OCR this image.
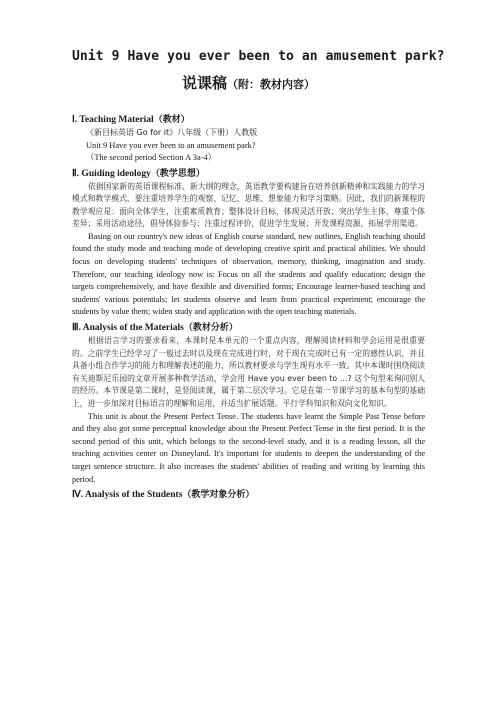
Unit 9 Have you ever been to an amusement park?
说课稿（附：教材内容）
Ⅰ. Teaching Material（教材）
《新目标英语 Go for it》八年级（下册）人教版
Unit 9 Have you ever been to an amusement park?
（The second period Section A 3a-4）
Ⅱ. Guiding ideology（教学思想）

依据国家新的英语课程标准、新大纲的理念，英语教学要构建旨在培养创新精神和实践能力的学习模式和教学模式，要注重培养学生的观察、记忆、思维、想象能力和学习策略。因此，我们的新课程的教学观应是：面向全体学生，注重素质教育；整体设计目标，体现灵活开放；突出学生主体，尊重个体差异；采用活动途径，倡导体验参与；注重过程评价，促进学生发展；开发课程资源，拓展学用渠道。

Basing on our country's new ideas of English course standard, new outlines, English teaching should found the study mode and teaching mode of developing creative spirit and practical abilities. We should focus on developing students' techniques of observation, memory, thinking, imagination and study. Therefore, our teaching ideology now is: Focus on all the students and qualify education; design the targets comprehensively, and have flexible and diversified forms; Encourage learner-based teaching and students' various potentials; let students observe and learn from practical experiment; encourage the students by value them; widen study and application with the open teaching materials.

Ⅲ. Analysis of the Materials（教材分析）

根据语言学习的要求看来，本课时是本单元的一个重点内容，理解阅读材料和学会运用是很重要的。之前学生已经学习了一般过去时以及现在完成进行时，对于现在完成时已有一定的感性认识，并且具备小组合作学习的能力和理解表述的能力，所以教材要求与学生现有水平一致。其中本课时围绕阅读有关迪斯尼乐园的文章开展多种教学活动，学会用 Have you ever been to …? 这个句型来询问别人的经历。本节课是第二课时，是竖阅读课，属于第二层次学习。它是在第一节课学习的基本句型的基础上，进一步加深对目标语言的理解和运用，并适当扩展话题。平行学科知识和双向文化知识。

This unit is about the Present Perfect Tense. The students have learnt the Simple Past Tense before and they also got some perceptual knowledge about the Present Perfect Tense in the first period. It is the second period of this unit, which belongs to the second-level study, and it is a reading lesson, all the teaching activities center on Disneyland. It's important for students to deepen the understanding of the target sentence structure. It also increases the students' abilities of reading and writing by learning this period.

Ⅳ. Analysis of the Students（教学对象分析）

========================================================================

Pick out the lines containing the string "this" and show them.

OCR this image.
This unit is about the Present Perfect Tense. The students have learnt the Simple Past Tense before and they also got some perceptual knowledge about the Present Perfect Tense in the first period. It is the second period of this unit, which belongs to the second-level study, and it is a reading lesson, all the teaching activities center on Disneyland. It's important for students to deepen the understanding of the target sentence structure. It also increases the students' abilities of reading and writing by learning this period.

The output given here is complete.